• STATED TASK
Filter the entries, keeping every line with the word "Change".

======== RECORDS SHOWN ========

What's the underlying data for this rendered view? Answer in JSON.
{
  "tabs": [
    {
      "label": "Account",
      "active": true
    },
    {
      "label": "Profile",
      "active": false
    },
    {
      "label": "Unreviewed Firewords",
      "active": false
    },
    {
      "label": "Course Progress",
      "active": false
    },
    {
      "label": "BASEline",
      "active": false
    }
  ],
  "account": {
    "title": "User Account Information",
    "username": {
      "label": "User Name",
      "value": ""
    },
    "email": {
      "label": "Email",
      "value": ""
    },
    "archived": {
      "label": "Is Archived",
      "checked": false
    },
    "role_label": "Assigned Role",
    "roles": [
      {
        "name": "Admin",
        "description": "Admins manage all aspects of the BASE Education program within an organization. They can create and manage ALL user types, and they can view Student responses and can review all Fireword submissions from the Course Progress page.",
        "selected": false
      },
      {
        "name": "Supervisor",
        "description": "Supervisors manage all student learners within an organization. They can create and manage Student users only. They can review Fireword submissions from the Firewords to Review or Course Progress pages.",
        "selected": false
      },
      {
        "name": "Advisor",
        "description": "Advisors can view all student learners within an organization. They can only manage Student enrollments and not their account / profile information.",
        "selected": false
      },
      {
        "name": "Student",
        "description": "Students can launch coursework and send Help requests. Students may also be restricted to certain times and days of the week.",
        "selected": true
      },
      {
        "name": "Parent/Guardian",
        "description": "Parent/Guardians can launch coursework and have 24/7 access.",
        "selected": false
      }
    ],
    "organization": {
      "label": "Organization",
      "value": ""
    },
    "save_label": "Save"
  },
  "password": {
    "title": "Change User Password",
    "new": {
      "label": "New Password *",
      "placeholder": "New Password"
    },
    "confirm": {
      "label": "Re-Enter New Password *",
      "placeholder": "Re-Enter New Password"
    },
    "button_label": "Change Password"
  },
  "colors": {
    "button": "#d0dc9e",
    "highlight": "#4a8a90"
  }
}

========
======== RECORDS SHOWN ========

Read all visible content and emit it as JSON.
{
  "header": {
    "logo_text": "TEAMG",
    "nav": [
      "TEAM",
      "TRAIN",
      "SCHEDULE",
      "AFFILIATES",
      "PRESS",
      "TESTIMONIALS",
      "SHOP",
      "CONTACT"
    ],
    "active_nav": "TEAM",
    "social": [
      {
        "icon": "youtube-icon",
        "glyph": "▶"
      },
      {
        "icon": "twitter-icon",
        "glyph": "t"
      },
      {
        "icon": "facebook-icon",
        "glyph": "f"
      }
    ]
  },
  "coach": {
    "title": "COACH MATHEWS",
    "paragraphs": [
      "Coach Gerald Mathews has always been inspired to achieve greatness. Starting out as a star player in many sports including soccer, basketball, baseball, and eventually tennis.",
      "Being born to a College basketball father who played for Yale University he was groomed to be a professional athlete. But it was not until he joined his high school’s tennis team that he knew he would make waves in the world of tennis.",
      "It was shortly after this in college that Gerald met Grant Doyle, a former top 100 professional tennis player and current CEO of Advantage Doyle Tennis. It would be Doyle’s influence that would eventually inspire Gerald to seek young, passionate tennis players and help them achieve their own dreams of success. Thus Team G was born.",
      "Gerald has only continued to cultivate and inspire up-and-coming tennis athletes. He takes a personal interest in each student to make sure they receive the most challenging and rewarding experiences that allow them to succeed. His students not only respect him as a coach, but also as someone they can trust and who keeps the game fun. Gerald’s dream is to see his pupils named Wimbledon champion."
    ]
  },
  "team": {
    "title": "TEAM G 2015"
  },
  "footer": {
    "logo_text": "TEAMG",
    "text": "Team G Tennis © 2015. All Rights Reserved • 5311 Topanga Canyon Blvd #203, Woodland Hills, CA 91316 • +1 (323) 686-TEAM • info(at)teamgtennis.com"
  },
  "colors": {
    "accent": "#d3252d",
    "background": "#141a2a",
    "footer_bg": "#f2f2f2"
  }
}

========
======== RECORDS SHOWN ========

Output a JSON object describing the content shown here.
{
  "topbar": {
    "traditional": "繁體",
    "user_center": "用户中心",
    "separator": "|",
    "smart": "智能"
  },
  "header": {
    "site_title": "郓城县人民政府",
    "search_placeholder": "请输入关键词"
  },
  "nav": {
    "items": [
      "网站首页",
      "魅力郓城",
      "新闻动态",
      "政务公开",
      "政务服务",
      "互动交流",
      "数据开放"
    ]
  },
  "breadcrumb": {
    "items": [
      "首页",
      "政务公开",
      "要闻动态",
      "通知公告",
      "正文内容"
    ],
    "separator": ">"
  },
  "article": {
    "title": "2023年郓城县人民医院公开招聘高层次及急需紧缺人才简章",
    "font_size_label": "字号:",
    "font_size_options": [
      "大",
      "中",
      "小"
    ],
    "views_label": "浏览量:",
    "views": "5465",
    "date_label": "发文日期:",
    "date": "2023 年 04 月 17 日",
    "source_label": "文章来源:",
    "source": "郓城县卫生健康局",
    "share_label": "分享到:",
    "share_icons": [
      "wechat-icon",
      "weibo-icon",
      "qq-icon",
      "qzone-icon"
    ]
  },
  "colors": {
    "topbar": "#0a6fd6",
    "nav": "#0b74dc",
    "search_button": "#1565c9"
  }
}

========

• CORRECT ANSWER
    "title": "Change User Password",
    "button_label": "Change Password"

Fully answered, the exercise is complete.